## Document segment
━━━━━━━━━━━━━━━━━━━━━━━━━━━━━━
Dig further into the crosstabs again, and you find that Clinton is losing 17 percent of very liberal voters, and 13 percent of somewhat liberal voters. This is certainly consistent with the notion that she can change their minds and bring some additional voters home. At the same time, Trump loses 9 percent of very conservative voters, and 17 percent of somewhat conservative voters. In other words, Trump also has room to grow his support.

Moreover, very liberal Democrats are 14 percent of the Florida electorate in the poll, while somewhat liberal voters are 16 percent of that electorate. Very conservative voters are 16 percent of the electorate, while somewhat conservative voters are 24 percent of the electorate. The math works out that if Clinton brings home all of the liberal voters, while Trump brings home all of the conservative voters, his position would actually improve.

We see the same thing, incidentally, in PPP’s follow-up poll of Pennsylvania, which shows a tied race. PPP points out that if Clinton brings home the Sanders vote, her position would improve. But Trump is losing almost 20 percent of conservative voters. If Clinton brings home liberal voters and Trump brings home conservative voters, Trump’s margin would increase. You can make a case that the NeverTrump conservative opposition to Trump will prove more durable than the liberal opposition to Clinton. You can point out that traditionally, more conservatives vote Democrat than liberals vote Republican. Will it play out this way? I don’t know. My gut tells me “yes.” But I can’t come up with any principled, data-driven reason why this would necessarily be the case. That’s a recipe for substituting what you want to happen for what is likely to happen.

Now we’re getting to the nut of the problem. One of the Internet’s flaws has always been that for all its diversity, it is unrepresentative in important ways. Even left-leaning blogs and websites have tended to be disproportionately white. It’s an ongoing topic of conversation and source of controversy on these sites.

What makes this cycle so tricky is that the re-emergence of strong class and cultural divides in the election has brought new cleavages to the fore, which are likewise underrepresented among commentators. Not only do you have a whole lot of white folk on Twitter, but you have a whole lot of white professionals with college degrees, disproportionately granted from elite universities. Most of them live in cities and neighborhoods dominated by white professionals with college degrees, disproportionately granted from elite universities, and go to workplaces with similar makeups. Somehow, the pundits look even less like America this cycle than in the past.

I believe that most people in my Twitter feed, left and right, don’t know many genuine Trump supporters, if any. I can count two, maybe three among my Facebook friends, and I went to high school in Oklahoma. It’s the exact problem I discussed back in January: There’s a cosmopolitan vs. traditionalist divide that runs through our politics, with cultural cosmopolitans running both parties.

The fact that Trump is so firmly positioning himself against those cosmopolitans, more so than any national politician since Ronald Reagan, makes it difficult to evaluate his campaign, and deprives us of the conversation we need, because for the first time in a long time, a major party candidate isn’t really trying to curry favor with opinion leaders.

None of this is to say that Trump will win. I would not at all be surprised if Trump implodes before autumn, or next week for that matter. Clinton really could bring home the Sanders voters, and the remaining NeverTrumpers could prove intransigent. President Obama’s popularity could continue to rise. Democrats will undoubtedly sharpen their attacks. All other things being equal, I still think there’s probably a 70 percent chance of Clinton winning.

But I will confess it is really difficult to sort out how much of this is a dispassionate analysis of the data, how much of it is me being influenced (perhaps correctly) by the overwhelming anti-Trump consensus out there, and how much of it is my own discomfort with Trump. If we’re being honest, it’s why so many of us were surprised by Trump’s continued rise in the polls last fall and then again in May. It’s why I think there’s a not-insignificant chance that we’re underestimating Trump’s chances of victory in November.
━━━━━━━━━━━━━━━━━━━━━━━━━━━━━━
## The data
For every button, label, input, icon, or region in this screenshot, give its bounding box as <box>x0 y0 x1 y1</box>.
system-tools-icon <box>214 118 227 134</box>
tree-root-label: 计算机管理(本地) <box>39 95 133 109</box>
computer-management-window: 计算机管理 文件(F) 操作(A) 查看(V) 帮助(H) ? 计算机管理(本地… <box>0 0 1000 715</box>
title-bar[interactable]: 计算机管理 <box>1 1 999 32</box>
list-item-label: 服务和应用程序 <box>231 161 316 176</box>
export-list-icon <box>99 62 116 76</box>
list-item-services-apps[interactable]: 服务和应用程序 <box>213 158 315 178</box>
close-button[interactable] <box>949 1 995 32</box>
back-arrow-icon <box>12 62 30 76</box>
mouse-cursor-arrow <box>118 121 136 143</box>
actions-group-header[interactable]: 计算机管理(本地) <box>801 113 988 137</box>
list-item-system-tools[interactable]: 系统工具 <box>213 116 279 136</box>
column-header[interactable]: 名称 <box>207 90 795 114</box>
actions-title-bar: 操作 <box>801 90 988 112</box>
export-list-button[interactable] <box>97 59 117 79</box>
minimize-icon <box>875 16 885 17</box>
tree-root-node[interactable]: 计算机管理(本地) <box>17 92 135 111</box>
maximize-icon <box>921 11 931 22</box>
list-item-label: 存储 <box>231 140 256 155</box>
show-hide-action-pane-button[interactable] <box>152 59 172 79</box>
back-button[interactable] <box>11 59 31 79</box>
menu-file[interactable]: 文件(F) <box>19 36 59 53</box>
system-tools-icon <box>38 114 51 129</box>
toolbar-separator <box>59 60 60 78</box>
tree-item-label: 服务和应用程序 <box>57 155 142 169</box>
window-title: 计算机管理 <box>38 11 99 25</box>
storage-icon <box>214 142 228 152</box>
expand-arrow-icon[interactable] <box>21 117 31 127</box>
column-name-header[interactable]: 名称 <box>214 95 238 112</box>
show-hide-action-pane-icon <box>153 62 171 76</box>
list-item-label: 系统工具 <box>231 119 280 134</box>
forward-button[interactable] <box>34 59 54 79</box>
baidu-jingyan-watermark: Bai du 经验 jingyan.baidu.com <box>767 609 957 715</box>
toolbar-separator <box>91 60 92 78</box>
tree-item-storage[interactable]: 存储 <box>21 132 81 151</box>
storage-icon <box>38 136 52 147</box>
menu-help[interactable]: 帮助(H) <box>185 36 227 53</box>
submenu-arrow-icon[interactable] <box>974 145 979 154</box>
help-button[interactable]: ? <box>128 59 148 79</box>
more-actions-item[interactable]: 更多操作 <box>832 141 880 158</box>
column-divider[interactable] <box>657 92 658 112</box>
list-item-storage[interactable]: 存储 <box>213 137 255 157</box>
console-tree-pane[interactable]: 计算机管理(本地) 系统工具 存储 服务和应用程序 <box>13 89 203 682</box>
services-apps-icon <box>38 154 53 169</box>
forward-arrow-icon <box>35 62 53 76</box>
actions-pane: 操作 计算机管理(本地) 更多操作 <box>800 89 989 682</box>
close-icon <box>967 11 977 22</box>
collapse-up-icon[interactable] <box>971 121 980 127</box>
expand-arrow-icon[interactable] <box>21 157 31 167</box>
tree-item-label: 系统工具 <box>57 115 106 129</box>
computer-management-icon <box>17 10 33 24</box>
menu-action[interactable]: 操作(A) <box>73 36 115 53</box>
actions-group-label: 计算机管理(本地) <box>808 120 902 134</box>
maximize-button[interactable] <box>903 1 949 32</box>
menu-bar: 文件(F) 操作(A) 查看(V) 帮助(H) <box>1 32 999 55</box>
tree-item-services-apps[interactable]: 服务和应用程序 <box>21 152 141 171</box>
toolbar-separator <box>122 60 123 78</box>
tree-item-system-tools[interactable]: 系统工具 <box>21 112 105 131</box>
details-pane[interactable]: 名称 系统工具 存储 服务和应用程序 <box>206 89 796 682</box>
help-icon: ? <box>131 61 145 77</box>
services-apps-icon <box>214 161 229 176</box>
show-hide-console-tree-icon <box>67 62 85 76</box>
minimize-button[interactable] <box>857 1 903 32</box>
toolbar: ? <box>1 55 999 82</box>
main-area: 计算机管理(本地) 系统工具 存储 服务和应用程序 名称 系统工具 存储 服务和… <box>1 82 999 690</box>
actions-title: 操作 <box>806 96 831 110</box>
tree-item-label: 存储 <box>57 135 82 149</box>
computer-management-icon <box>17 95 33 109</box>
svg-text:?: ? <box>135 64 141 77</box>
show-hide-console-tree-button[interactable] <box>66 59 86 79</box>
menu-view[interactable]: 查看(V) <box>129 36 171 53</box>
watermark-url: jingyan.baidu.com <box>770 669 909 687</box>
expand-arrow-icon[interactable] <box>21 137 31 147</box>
━━━━━━━━━━━━━━━━━━━━━━━━━━━━━━
## Try it
Copy the election commentary, starting with "The fact that" and going on through "with opinion leaders.", and rename "opinion leaders" to "media elites" each time it appears. The lines are not needed for this work.

## Your solution
The fact that Trump is so firmly positioning himself against those cosmopolitans, more so than any national politician since Ronald Reagan, makes it difficult to evaluate his campaign, and deprives us of the conversation we need, because for the first time in a long time, a major party candidate isn’t really trying to curry favor with media elites.